**Supplied material**

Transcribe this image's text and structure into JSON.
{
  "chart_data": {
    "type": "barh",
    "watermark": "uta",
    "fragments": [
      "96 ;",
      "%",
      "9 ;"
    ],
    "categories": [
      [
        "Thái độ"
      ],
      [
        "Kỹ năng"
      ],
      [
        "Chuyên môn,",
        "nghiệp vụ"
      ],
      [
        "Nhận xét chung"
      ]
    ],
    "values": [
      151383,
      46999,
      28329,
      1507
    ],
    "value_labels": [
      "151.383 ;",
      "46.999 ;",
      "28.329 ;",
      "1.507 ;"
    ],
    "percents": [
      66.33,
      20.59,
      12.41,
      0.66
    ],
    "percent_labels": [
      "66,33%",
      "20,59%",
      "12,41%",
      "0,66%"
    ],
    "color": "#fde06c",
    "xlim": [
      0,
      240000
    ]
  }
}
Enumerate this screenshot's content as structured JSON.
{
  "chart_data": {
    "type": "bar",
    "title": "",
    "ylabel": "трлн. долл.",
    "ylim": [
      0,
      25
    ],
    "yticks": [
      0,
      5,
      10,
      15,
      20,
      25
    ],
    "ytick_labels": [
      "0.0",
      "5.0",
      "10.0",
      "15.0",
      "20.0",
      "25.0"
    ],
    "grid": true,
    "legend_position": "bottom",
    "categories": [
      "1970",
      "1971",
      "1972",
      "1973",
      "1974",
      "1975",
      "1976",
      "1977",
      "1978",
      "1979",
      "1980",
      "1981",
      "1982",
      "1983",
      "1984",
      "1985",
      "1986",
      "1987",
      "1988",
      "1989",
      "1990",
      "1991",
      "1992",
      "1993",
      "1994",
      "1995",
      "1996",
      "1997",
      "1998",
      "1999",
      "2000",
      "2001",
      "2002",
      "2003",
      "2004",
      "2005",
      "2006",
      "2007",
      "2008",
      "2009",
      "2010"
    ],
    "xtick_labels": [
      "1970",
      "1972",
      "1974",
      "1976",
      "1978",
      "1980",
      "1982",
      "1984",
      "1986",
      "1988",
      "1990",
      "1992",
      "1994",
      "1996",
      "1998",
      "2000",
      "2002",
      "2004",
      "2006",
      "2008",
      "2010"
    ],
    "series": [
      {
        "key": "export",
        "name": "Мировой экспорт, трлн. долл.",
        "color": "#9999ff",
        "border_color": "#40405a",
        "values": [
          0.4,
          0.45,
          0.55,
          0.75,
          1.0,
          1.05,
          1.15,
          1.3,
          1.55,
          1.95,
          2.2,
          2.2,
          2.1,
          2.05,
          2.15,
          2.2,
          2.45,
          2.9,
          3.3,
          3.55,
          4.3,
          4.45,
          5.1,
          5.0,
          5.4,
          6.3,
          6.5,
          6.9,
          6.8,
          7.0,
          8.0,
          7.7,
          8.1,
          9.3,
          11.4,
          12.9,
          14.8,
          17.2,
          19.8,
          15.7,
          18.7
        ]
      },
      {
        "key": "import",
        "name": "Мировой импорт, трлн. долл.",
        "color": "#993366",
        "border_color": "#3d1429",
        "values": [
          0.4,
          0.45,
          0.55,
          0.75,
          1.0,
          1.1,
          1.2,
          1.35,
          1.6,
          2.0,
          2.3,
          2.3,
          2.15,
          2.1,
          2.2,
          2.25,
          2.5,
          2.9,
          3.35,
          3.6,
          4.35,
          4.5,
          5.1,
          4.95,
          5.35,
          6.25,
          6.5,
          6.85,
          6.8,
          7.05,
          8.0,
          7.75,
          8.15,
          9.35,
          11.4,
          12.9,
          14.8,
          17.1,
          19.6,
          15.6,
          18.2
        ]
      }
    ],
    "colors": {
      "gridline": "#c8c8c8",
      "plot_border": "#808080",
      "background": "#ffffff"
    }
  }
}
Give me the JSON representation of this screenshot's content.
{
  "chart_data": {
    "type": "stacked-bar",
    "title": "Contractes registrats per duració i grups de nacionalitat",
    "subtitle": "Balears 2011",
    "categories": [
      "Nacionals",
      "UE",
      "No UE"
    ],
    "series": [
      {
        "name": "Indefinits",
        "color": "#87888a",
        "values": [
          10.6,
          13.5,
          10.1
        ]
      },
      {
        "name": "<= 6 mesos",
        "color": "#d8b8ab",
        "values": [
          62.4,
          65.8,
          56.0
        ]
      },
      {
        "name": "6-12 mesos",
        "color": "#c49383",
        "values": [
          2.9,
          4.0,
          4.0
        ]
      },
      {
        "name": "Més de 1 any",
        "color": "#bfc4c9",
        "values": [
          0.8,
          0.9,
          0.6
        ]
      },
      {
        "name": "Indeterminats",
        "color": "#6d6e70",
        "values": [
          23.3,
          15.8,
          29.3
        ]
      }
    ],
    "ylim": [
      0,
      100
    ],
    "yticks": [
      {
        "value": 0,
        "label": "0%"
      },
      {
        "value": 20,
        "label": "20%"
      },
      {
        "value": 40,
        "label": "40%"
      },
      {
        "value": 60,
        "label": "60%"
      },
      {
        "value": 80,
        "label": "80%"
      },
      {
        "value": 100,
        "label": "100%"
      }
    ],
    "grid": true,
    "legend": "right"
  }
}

**Problem to solve**
Each line above is to be repeated exactly.

**Problem solution**
Transcribe this image's text and structure into JSON.
{
  "chart_data": {
    "type": "barh",
    "watermark": "uta",
    "fragments": [
      "96 ;",
      "%",
      "9 ;"
    ],
    "categories": [
      [
        "Thái độ"
      ],
      [
        "Kỹ năng"
      ],
      [
        "Chuyên môn,",
        "nghiệp vụ"
      ],
      [
        "Nhận xét chung"
      ]
    ],
    "values": [
      151383,
      46999,
      28329,
      1507
    ],
    "value_labels": [
      "151.383 ;",
      "46.999 ;",
      "28.329 ;",
      "1.507 ;"
    ],
    "percents": [
      66.33,
      20.59,
      12.41,
      0.66
    ],
    "percent_labels": [
      "66,33%",
      "20,59%",
      "12,41%",
      "0,66%"
    ],
    "color": "#fde06c",
    "xlim": [
      0,
      240000
    ]
  }
}
Enumerate this screenshot's content as structured JSON.
{
  "chart_data": {
    "type": "bar",
    "title": "",
    "ylabel": "трлн. долл.",
    "ylim": [
      0,
      25
    ],
    "yticks": [
      0,
      5,
      10,
      15,
      20,
      25
    ],
    "ytick_labels": [
      "0.0",
      "5.0",
      "10.0",
      "15.0",
      "20.0",
      "25.0"
    ],
    "grid": true,
    "legend_position": "bottom",
    "categories": [
      "1970",
      "1971",
      "1972",
      "1973",
      "1974",
      "1975",
      "1976",
      "1977",
      "1978",
      "1979",
      "1980",
      "1981",
      "1982",
      "1983",
      "1984",
      "1985",
      "1986",
      "1987",
      "1988",
      "1989",
      "1990",
      "1991",
      "1992",
      "1993",
      "1994",
      "1995",
      "1996",
      "1997",
      "1998",
      "1999",
      "2000",
      "2001",
      "2002",
      "2003",
      "2004",
      "2005",
      "2006",
      "2007",
      "2008",
      "2009",
      "2010"
    ],
    "xtick_labels": [
      "1970",
      "1972",
      "1974",
      "1976",
      "1978",
      "1980",
      "1982",
      "1984",
      "1986",
      "1988",
      "1990",
      "1992",
      "1994",
      "1996",
      "1998",
      "2000",
      "2002",
      "2004",
      "2006",
      "2008",
      "2010"
    ],
    "series": [
      {
        "key": "export",
        "name": "Мировой экспорт, трлн. долл.",
        "color": "#9999ff",
        "border_color": "#40405a",
        "values": [
          0.4,
          0.45,
          0.55,
          0.75,
          1.0,
          1.05,
          1.15,
          1.3,
          1.55,
          1.95,
          2.2,
          2.2,
          2.1,
          2.05,
          2.15,
          2.2,
          2.45,
          2.9,
          3.3,
          3.55,
          4.3,
          4.45,
          5.1,
          5.0,
          5.4,
          6.3,
          6.5,
          6.9,
          6.8,
          7.0,
          8.0,
          7.7,
          8.1,
          9.3,
          11.4,
          12.9,
          14.8,
          17.2,
          19.8,
          15.7,
          18.7
        ]
      },
      {
        "key": "import",
        "name": "Мировой импорт, трлн. долл.",
        "color": "#993366",
        "border_color": "#3d1429",
        "values": [
          0.4,
          0.45,
          0.55,
          0.75,
          1.0,
          1.1,
          1.2,
          1.35,
          1.6,
          2.0,
          2.3,
          2.3,
          2.15,
          2.1,
          2.2,
          2.25,
          2.5,
          2.9,
          3.35,
          3.6,
          4.35,
          4.5,
          5.1,
          4.95,
          5.35,
          6.25,
          6.5,
          6.85,
          6.8,
          7.05,
          8.0,
          7.75,
          8.15,
          9.35,
          11.4,
          12.9,
          14.8,
          17.1,
          19.6,
          15.6,
          18.2
        ]
      }
    ],
    "colors": {
      "gridline": "#c8c8c8",
      "plot_border": "#808080",
      "background": "#ffffff"
    }
  }
}
Give me the JSON representation of this screenshot's content.
{
  "chart_data": {
    "type": "stacked-bar",
    "title": "Contractes registrats per duració i grups de nacionalitat",
    "subtitle": "Balears 2011",
    "categories": [
      "Nacionals",
      "UE",
      "No UE"
    ],
    "series": [
      {
        "name": "Indefinits",
        "color": "#87888a",
        "values": [
          10.6,
          13.5,
          10.1
        ]
      },
      {
        "name": "<= 6 mesos",
        "color": "#d8b8ab",
        "values": [
          62.4,
          65.8,
          56.0
        ]
      },
      {
        "name": "6-12 mesos",
        "color": "#c49383",
        "values": [
          2.9,
          4.0,
          4.0
        ]
      },
      {
        "name": "Més de 1 any",
        "color": "#bfc4c9",
        "values": [
          0.8,
          0.9,
          0.6
        ]
      },
      {
        "name": "Indeterminats",
        "color": "#6d6e70",
        "values": [
          23.3,
          15.8,
          29.3
        ]
      }
    ],
    "ylim": [
      0,
      100
    ],
    "yticks": [
      {
        "value": 0,
        "label": "0%"
      },
      {
        "value": 20,
        "label": "20%"
      },
      {
        "value": 40,
        "label": "40%"
      },
      {
        "value": 60,
        "label": "60%"
      },
      {
        "value": 80,
        "label": "80%"
      },
      {
        "value": 100,
        "label": "100%"
      }
    ],
    "grid": true,
    "legend": "right"
  }
}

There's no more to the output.